— START OF TEXT SECTION —

I have a setup where a web page in a local server (localhost:8080) is changed dynamically by sending sockets that load some scripts (d3 code mainly). In chrome I can inspect the "rendered html status" of the page, i.e., the resulting html code of the d3/javascript loaded codes. Now, I need to save that "full html snapshot" of the rendered web-page to be able to see it later, in a "static" way. I have tried many solutions in python, which work well to load a web and save its "on-load" d3/javascript processed content, but DO NOT get info about the code generated "after" the load. I could also use javascript to make this if no python solution is found.
Remember that I need to retrieve the full html rendered code that has been "dynamically" modified in time, in a chosen moment of time.
Here are a list of questions found in stackoverflow that are related but do not answer this question. Not answered: How to save dynamically changed HTML? Answered but not for dynamically changed html: Using PyQt4 to return Javascript generated HTML Not Answered: How to save dynamically added data to update the page (using jQuery) Not dynamic: Python to Save Web Pages
The question could be solved using selenium-python (thanks to @Juca suggestion to use selenium).

— END OF TEXT SECTION —

SHORT TASK » Write the next part of the post about saving the rendered HTML of a dynamically changing page, picking up right after its last sentence. The entries that come next are from a separate source.

— START OF SUPPLIED INFORMATION —

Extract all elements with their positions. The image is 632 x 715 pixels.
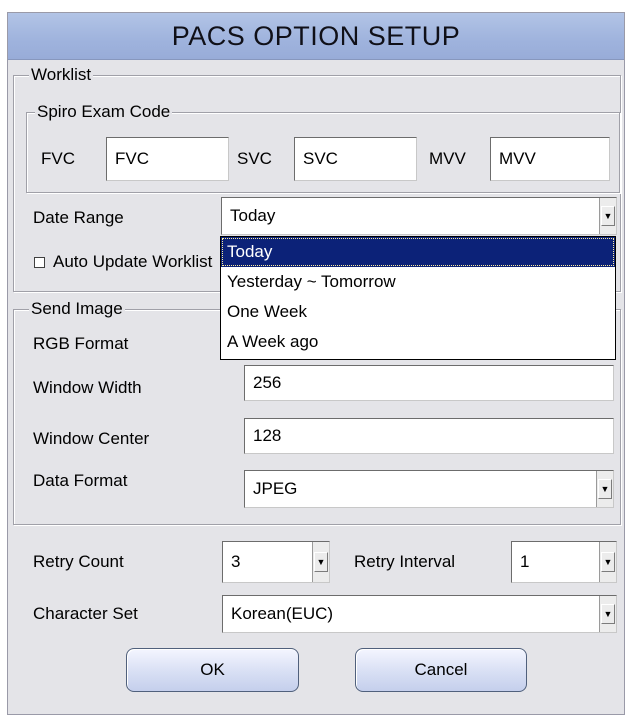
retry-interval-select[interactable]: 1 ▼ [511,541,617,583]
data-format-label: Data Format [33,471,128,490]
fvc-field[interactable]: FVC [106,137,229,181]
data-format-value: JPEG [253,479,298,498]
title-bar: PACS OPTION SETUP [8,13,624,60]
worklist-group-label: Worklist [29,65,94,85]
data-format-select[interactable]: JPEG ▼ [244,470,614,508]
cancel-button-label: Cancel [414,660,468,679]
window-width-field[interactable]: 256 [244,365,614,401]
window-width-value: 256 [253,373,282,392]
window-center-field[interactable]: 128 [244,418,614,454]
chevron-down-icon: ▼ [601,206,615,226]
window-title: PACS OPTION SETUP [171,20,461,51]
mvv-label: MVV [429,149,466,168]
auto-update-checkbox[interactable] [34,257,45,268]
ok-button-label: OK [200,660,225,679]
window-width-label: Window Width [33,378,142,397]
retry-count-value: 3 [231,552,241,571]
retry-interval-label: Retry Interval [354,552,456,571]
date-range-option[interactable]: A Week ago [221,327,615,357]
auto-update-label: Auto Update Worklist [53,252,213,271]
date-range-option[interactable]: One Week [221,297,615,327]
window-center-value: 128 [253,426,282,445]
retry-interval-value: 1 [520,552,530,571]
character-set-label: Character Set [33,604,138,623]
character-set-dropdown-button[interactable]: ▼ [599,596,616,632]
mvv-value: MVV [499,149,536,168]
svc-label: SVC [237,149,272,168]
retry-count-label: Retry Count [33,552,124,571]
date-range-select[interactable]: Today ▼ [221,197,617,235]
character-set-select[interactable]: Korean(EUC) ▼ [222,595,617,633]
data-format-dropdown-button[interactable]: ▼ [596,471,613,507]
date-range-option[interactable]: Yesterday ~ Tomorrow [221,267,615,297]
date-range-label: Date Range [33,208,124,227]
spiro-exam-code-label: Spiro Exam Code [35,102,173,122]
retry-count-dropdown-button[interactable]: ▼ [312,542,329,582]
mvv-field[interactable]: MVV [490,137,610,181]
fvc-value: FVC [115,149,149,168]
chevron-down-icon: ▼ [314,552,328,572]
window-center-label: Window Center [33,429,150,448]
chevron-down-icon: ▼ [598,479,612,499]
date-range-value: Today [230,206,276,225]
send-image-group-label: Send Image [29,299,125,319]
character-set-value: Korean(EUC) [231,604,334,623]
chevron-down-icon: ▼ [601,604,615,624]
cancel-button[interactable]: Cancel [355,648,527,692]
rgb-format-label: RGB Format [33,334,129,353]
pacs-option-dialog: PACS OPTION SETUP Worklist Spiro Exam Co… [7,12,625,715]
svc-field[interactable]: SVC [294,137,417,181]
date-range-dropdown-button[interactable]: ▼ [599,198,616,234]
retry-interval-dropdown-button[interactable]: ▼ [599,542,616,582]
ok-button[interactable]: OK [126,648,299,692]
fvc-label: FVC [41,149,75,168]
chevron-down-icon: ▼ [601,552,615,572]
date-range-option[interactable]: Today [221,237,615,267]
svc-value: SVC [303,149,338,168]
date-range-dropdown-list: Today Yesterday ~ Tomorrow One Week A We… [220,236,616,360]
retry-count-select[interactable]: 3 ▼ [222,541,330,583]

— END OF SUPPLIED INFORMATION —

RESULT FOR THIS EXERCISE »
Once installed (pip install selenium
) this code makes the trick:
from selenium import webdriver
# initiate the browser. It will open the url,
# and we can access all its content, and make actions on it.
browser = webdriver.Firefox()
url = 'http://localhost:8080/test.html'
# the page test.html is changing constantly its content by receiving sockets, etc.
#So we need to save its "status" when we decide for further retrieval)
# wait until we want to save the content (this could be a buttonUI action, etc.):
raw_input("Press to print web page")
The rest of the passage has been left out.